• [Data in this exercise]
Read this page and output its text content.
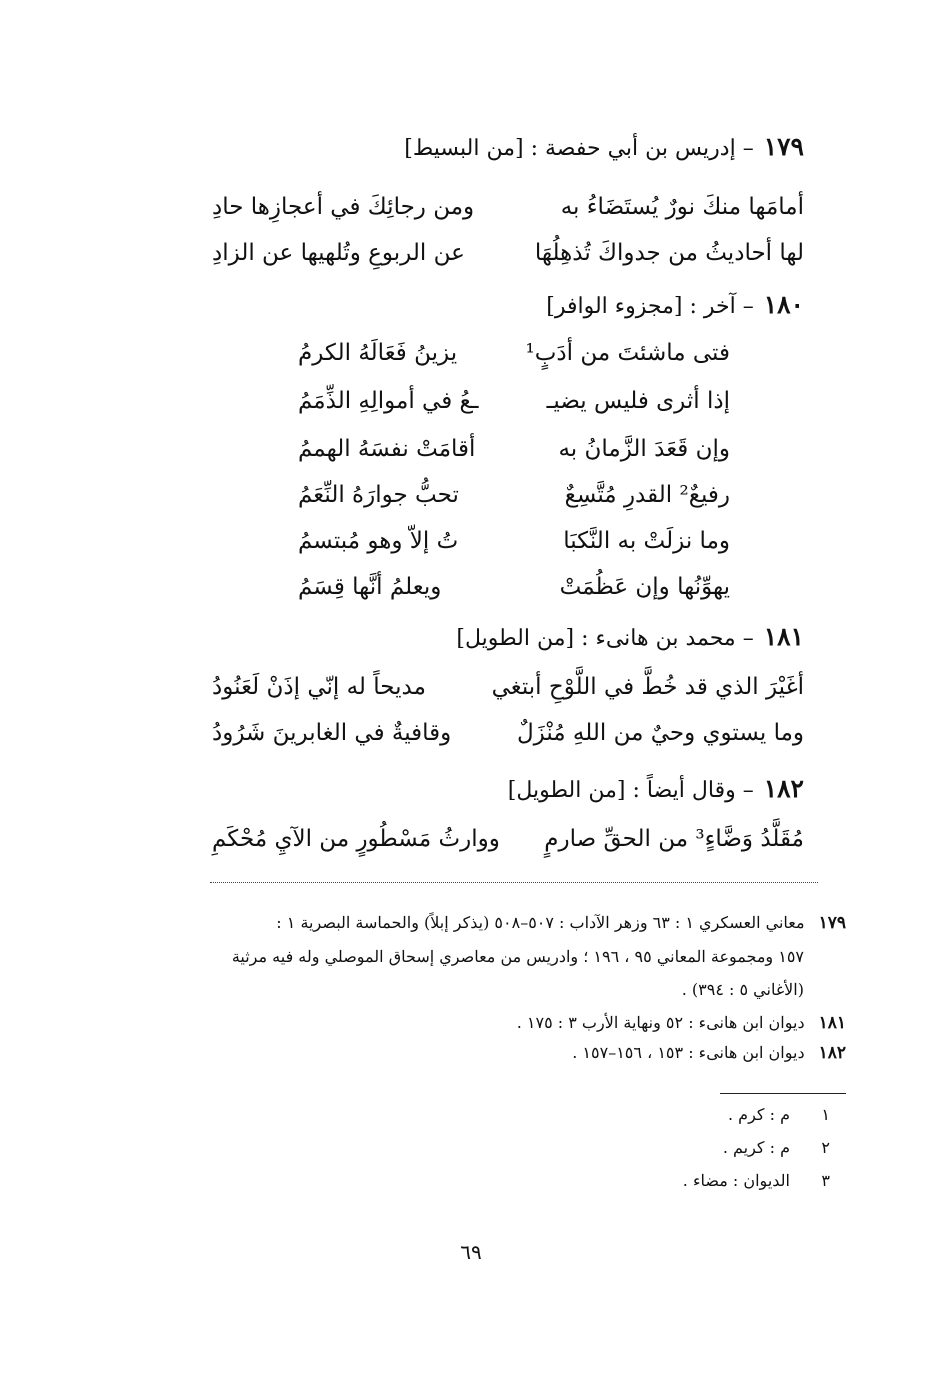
١٧٩– إدريس بن أبي حفصة : [من البسيط]
أمامَها منكَ نورٌ يُستَضَاءُ به
ومن رجائِكَ في أعجازِها حادِ
لها أحاديثُ من جدواكَ تُذهِلُهَا
عن الربوعِ وتُلهيها عن الزادِ
١٨٠– آخر : [مجزوء الوافر]
فتى ماشئتَ من أدَبٍ¹
يزينُ فَعَالَهُ الكرمُ
إذا أثرى فليس يضيـ
ـعُ في أموالِهِ الذِّمَمُ
وإن قَعَدَ الزَّمانُ به
أقامَتْ نفسَهُ الهممُ
رفيعٌ² القدرِ مُتَّسِعٌ
تحبُّ جوارَهُ النِّعَمُ
وما نزلَتْ به النَّكبَا
تُ إلاّ وهو مُبتسمُ
يهوِّنُها وإن عَظُمَتْ
ويعلمُ أنَّها قِسَمُ
١٨١– محمد بن هانىء : [من الطويل]
أغَيْرَ الذي قد خُطَّ في اللَّوْحِ أبتغي
مديحاً له إنّي إذَنْ لَعَنُودُ
وما يستوي وحيٌ من اللهِ مُنْزَلٌ
وقافيةٌ في الغابرينَ شَرُودُ
١٨٢– وقال أيضاً : [من الطويل]
مُقَلَّدُ وَضَّاءٍ³ من الحقِّ صارمٍ
ووارثُ مَسْطُورٍ من الآيِ مُحْكَمِ
١٧٩معاني العسكري ١ : ٦٣ وزهر الآداب : ٥٠٧–٥٠٨ (يذكر إبلاً) والحماسة البصرية ١ :
١٥٧ ومجموعة المعاني ٩٥ ، ١٩٦ ؛ وادريس من معاصري إسحاق الموصلي وله فيه مرثية
(الأغاني ٥ : ٣٩٤) .
١٨١ديوان ابن هانىء : ٥٢ ونهاية الأرب ٣ : ١٧٥ .
١٨٢ديوان ابن هانىء : ١٥٣ ، ١٥٦–١٥٧ .
١م : كرم .
٢م : كريم .
٣الديوان : مضاء .
٦٩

• [Written problem] Report each line in the data that holds the word "الطويل".

• [Output of the task]
١٨١– محمد بن هانىء : [من الطويل]
١٨٢– وقال أيضاً : [من الطويل]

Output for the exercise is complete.